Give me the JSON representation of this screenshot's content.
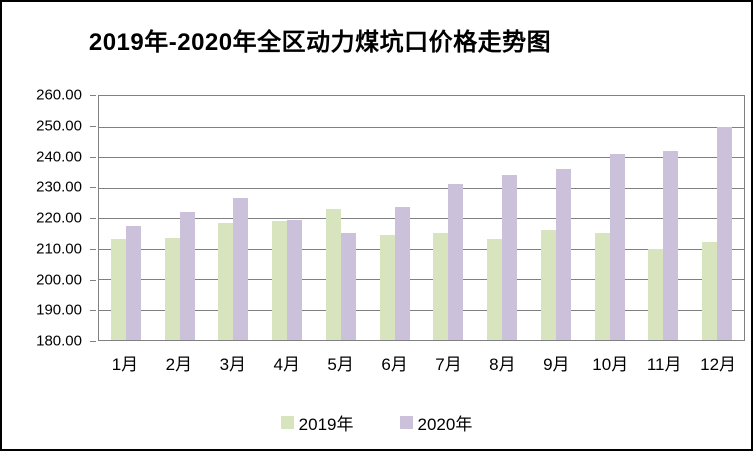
{
  "window": {
    "background": "#FFFFFF",
    "outer_border_color": "#000000"
  },
  "chart_data": {
    "type": "bar",
    "title": "2019年-2020年全区动力煤坑口价格走势图",
    "xlabel": "",
    "ylabel": "",
    "categories": [
      "1月",
      "2月",
      "3月",
      "4月",
      "5月",
      "6月",
      "7月",
      "8月",
      "9月",
      "10月",
      "11月",
      "12月"
    ],
    "series": [
      {
        "name": "2019年",
        "color": "#D7E4BD",
        "values": [
          213,
          213.5,
          218.5,
          219,
          223,
          214.5,
          215,
          213,
          216,
          215,
          210,
          212
        ]
      },
      {
        "name": "2020年",
        "color": "#CCC1DA",
        "values": [
          217.5,
          222,
          226.5,
          219.5,
          215,
          223.5,
          231,
          234,
          236,
          241,
          242,
          250
        ]
      }
    ],
    "ylim": [
      180,
      260
    ],
    "ytick_step": 10,
    "ytick_labels": [
      "260.00",
      "250.00",
      "240.00",
      "230.00",
      "220.00",
      "210.00",
      "200.00",
      "190.00",
      "180.00"
    ],
    "grid": true,
    "legend_position": "bottom",
    "legend": [
      {
        "label": "2019年",
        "color": "#D7E4BD"
      },
      {
        "label": "2020年",
        "color": "#CCC1DA"
      }
    ],
    "colors": {
      "gridline": "#808080",
      "plot_border": "#808080",
      "text": "#000000"
    }
  }
}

====================

Ignore the images and quote every line of the listing exactly.

Give me the JSON representation of this screenshot's content.
{
  "window": {
    "background": "#FFFFFF",
    "outer_border_color": "#000000"
  },
  "chart_data": {
    "type": "bar",
    "title": "2019年-2020年全区动力煤坑口价格走势图",
    "xlabel": "",
    "ylabel": "",
    "categories": [
      "1月",
      "2月",
      "3月",
      "4月",
      "5月",
      "6月",
      "7月",
      "8月",
      "9月",
      "10月",
      "11月",
      "12月"
    ],
    "series": [
      {
        "name": "2019年",
        "color": "#D7E4BD",
        "values": [
          213,
          213.5,
          218.5,
          219,
          223,
          214.5,
          215,
          213,
          216,
          215,
          210,
          212
        ]
      },
      {
        "name": "2020年",
        "color": "#CCC1DA",
        "values": [
          217.5,
          222,
          226.5,
          219.5,
          215,
          223.5,
          231,
          234,
          236,
          241,
          242,
          250
        ]
      }
    ],
    "ylim": [
      180,
      260
    ],
    "ytick_step": 10,
    "ytick_labels": [
      "260.00",
      "250.00",
      "240.00",
      "230.00",
      "220.00",
      "210.00",
      "200.00",
      "190.00",
      "180.00"
    ],
    "grid": true,
    "legend_position": "bottom",
    "legend": [
      {
        "label": "2019年",
        "color": "#D7E4BD"
      },
      {
        "label": "2020年",
        "color": "#CCC1DA"
      }
    ],
    "colors": {
      "gridline": "#808080",
      "plot_border": "#808080",
      "text": "#000000"
    }
  }
}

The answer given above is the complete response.